Data records
· · · · ·
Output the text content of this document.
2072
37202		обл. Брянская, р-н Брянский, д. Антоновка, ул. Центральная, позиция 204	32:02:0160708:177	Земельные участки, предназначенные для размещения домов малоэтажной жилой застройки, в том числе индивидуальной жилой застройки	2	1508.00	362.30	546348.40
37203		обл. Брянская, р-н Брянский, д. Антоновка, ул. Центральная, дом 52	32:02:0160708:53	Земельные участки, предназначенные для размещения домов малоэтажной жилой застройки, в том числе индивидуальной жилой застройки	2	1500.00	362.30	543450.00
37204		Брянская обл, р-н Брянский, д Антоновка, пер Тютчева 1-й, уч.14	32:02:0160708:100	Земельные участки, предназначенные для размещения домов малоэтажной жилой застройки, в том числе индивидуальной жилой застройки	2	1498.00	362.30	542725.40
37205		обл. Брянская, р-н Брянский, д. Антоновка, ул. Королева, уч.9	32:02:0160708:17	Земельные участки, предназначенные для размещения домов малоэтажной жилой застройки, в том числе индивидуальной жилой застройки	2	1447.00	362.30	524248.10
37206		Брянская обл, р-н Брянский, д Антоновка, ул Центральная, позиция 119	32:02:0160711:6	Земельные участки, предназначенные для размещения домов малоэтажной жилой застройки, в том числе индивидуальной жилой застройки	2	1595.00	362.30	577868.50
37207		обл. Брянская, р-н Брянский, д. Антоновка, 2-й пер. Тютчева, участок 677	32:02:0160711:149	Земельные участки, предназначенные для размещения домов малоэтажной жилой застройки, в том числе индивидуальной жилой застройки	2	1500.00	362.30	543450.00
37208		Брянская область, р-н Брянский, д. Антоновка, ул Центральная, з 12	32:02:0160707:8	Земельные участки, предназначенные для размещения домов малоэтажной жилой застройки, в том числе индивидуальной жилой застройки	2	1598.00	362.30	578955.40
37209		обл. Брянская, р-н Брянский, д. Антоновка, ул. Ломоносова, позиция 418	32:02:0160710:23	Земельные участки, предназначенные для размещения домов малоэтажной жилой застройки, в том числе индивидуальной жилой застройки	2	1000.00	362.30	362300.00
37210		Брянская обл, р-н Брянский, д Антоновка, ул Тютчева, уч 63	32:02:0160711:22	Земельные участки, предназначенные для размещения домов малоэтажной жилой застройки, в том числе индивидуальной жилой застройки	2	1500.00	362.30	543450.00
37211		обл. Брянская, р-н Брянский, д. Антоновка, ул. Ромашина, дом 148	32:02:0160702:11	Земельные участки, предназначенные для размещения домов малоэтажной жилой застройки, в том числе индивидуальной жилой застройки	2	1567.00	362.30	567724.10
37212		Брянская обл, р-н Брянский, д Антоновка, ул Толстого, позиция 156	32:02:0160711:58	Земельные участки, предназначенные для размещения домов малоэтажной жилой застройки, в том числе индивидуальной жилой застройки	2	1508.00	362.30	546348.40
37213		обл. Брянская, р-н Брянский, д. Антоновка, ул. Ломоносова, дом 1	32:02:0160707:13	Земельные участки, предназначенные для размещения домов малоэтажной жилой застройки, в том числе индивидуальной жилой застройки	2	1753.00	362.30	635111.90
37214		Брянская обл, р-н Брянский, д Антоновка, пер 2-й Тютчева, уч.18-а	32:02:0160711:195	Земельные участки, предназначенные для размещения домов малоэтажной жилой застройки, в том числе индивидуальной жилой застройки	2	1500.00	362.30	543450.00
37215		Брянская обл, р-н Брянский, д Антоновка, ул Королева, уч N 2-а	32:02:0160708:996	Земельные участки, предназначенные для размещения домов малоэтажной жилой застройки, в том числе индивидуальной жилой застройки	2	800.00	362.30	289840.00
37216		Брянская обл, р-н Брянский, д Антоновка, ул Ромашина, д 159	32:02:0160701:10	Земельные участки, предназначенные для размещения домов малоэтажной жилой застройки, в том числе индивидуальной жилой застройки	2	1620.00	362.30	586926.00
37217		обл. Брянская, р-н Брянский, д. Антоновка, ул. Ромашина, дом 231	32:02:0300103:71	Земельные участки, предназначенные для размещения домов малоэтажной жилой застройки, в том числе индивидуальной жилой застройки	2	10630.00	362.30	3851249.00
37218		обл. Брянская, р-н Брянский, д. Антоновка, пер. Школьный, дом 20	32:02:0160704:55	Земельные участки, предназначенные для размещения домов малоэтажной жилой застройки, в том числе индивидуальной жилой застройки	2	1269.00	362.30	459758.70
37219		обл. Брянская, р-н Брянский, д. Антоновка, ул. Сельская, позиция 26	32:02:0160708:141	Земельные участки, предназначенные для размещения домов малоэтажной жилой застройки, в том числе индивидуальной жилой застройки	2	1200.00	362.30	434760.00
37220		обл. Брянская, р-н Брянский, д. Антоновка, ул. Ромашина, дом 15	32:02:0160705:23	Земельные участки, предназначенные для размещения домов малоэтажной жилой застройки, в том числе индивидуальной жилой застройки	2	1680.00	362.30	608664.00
· · · · ·
What is the number of lines in these records that contain "Королева"? Reply with the number only.

2